**Work task**
Check every line of the data for the string "John" and copy the ones that have it.

· · · ·

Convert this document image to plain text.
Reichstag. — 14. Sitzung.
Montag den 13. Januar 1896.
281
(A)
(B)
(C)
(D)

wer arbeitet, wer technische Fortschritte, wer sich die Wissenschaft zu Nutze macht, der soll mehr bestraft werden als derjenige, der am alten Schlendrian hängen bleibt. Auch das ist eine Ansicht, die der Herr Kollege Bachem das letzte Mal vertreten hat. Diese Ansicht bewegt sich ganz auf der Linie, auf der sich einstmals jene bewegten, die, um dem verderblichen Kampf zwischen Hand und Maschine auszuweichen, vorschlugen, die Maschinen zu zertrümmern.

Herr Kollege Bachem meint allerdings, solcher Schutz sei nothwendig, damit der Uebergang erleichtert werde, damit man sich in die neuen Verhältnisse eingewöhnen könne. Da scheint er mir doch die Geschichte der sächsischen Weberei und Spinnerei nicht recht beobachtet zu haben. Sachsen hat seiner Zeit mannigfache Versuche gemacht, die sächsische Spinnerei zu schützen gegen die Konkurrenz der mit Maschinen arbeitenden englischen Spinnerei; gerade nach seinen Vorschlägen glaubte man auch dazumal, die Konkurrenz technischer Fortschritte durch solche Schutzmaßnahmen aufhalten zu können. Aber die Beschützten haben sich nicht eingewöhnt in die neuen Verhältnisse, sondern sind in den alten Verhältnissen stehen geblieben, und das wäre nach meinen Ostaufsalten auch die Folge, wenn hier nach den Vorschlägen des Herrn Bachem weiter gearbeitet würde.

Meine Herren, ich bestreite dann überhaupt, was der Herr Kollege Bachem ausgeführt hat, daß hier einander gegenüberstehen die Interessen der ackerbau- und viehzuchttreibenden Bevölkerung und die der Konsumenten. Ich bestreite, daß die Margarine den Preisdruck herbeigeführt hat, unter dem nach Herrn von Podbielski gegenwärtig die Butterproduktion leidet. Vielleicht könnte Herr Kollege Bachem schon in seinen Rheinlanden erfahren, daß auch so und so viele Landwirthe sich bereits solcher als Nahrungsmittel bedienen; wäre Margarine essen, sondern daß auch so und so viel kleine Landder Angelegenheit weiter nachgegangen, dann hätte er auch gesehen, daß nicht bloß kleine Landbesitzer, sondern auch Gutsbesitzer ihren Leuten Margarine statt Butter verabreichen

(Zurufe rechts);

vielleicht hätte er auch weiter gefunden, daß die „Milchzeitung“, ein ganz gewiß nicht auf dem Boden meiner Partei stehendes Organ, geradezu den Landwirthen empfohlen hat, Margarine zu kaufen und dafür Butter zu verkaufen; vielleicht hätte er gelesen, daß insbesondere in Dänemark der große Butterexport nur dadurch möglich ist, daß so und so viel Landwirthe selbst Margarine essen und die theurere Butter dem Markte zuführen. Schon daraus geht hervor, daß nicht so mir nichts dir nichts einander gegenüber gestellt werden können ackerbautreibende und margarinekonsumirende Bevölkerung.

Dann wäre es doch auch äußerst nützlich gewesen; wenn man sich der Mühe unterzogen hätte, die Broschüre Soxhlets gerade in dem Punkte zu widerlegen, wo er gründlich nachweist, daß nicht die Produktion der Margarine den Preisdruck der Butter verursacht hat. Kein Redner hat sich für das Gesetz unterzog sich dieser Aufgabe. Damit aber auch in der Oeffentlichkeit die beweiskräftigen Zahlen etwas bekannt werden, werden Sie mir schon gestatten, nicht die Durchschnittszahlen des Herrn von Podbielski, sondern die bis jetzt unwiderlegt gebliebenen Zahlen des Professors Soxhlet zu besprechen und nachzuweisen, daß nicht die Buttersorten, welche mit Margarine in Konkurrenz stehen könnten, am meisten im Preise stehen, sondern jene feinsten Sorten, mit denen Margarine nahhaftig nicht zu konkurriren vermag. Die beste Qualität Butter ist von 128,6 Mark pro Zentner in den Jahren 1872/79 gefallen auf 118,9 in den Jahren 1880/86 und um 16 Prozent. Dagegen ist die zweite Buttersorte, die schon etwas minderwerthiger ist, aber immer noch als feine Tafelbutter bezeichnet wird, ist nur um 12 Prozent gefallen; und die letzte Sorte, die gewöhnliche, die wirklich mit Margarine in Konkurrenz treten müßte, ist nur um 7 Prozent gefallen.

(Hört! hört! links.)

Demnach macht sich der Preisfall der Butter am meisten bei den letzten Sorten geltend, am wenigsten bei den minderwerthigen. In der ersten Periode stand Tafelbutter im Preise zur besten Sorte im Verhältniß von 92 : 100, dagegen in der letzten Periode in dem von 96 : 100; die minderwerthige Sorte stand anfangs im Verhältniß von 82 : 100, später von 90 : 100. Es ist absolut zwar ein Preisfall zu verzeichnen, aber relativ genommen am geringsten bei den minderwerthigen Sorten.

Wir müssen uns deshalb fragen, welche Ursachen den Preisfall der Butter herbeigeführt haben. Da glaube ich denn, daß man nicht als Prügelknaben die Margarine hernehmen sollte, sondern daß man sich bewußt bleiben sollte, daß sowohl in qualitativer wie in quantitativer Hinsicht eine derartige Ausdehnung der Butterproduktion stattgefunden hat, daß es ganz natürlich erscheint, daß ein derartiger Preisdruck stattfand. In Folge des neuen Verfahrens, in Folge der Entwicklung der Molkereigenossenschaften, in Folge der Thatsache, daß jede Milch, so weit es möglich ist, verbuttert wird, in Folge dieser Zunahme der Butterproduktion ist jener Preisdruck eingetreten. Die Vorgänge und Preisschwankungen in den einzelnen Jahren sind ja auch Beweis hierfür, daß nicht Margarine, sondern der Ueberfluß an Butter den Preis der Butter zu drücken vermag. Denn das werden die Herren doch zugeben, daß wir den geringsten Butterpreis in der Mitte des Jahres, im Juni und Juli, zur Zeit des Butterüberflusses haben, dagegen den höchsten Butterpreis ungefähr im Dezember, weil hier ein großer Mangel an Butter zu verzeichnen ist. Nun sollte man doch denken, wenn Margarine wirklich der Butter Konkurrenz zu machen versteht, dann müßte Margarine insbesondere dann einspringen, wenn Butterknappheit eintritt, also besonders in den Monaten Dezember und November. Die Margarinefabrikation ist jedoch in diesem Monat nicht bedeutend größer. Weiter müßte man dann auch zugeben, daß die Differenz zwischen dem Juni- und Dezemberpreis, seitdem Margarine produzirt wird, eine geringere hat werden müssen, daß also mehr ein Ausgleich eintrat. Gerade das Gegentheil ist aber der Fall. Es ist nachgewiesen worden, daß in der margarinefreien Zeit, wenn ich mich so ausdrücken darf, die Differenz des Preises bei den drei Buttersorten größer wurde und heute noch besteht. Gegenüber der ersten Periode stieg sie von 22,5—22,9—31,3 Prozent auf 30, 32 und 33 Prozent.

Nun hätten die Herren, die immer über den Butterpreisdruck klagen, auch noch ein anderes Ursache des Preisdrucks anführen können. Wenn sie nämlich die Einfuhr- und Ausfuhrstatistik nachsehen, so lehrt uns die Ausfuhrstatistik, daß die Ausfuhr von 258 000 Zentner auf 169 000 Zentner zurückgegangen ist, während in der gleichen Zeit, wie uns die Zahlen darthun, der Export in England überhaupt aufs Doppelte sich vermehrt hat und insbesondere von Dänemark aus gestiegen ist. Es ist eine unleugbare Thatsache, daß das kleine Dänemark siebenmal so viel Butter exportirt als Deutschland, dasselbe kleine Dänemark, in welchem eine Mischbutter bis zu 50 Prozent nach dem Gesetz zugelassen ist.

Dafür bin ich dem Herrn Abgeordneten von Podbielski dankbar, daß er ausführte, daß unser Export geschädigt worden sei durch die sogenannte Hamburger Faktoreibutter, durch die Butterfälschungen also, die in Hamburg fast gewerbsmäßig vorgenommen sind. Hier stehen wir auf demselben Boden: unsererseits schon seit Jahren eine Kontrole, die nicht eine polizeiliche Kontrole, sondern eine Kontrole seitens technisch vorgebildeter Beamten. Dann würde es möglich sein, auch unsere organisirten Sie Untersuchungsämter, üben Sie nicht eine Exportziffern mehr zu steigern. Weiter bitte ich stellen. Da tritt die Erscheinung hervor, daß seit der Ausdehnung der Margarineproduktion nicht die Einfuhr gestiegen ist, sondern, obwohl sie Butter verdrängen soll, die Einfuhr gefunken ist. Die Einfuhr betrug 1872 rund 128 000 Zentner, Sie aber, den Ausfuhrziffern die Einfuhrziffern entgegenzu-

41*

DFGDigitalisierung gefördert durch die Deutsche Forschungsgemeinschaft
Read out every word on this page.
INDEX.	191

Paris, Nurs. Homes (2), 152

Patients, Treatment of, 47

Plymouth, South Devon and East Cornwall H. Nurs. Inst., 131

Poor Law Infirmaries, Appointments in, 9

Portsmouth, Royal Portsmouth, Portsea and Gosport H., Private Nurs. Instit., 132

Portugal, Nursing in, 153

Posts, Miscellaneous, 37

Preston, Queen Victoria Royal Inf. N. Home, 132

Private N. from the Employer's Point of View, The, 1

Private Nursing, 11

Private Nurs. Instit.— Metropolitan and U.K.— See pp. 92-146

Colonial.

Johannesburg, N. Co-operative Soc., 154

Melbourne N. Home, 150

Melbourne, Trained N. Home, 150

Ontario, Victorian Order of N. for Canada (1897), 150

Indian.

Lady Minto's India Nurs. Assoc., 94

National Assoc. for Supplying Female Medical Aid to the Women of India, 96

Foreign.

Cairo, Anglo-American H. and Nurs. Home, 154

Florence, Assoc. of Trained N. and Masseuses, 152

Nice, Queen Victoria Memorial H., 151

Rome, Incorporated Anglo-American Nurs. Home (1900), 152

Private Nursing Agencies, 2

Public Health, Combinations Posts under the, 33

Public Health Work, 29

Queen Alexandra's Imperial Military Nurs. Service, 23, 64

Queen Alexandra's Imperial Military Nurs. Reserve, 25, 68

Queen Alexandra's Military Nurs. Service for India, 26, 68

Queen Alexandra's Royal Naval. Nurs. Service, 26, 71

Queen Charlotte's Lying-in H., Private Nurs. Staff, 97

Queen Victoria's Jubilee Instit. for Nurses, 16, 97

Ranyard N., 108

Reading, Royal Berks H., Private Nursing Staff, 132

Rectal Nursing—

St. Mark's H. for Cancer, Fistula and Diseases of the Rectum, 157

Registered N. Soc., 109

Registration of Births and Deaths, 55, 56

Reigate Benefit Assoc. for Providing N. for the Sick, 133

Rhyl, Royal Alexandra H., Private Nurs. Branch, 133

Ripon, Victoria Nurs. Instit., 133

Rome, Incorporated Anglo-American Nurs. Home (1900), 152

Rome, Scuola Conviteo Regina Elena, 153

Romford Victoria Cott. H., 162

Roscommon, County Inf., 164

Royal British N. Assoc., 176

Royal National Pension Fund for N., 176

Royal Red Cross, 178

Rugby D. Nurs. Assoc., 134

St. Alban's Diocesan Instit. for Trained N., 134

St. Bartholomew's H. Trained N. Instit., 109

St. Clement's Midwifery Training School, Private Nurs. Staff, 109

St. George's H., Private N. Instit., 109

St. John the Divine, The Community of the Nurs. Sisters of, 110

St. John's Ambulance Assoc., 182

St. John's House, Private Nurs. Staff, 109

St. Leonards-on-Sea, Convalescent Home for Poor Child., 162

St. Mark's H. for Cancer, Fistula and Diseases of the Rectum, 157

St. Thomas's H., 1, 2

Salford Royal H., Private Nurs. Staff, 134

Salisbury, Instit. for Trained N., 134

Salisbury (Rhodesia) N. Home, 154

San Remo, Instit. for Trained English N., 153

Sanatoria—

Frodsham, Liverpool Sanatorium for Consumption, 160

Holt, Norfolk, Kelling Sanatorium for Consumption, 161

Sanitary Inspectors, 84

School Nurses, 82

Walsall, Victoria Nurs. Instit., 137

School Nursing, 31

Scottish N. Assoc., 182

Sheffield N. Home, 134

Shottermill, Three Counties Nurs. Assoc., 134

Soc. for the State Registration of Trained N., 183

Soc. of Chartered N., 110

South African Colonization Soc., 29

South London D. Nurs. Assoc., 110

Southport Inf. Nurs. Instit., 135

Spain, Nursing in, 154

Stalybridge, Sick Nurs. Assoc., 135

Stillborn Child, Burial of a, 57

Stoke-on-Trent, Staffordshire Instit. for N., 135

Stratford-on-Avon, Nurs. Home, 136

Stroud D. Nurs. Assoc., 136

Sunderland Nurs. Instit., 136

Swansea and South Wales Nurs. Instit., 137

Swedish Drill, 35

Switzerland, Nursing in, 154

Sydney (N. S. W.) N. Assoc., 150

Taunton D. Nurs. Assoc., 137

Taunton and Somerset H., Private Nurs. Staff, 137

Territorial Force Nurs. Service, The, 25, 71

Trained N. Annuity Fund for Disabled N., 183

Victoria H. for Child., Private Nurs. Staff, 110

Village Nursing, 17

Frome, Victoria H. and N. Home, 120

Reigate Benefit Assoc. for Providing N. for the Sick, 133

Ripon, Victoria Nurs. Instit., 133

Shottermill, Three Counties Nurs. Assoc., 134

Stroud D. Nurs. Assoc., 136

· · · ·

**Task solution**
St. John the Divine, The Community of the Nurs. Sisters of, 110
St. John's Ambulance Assoc., 182
St. John's House, Private Nurs. Staff, 109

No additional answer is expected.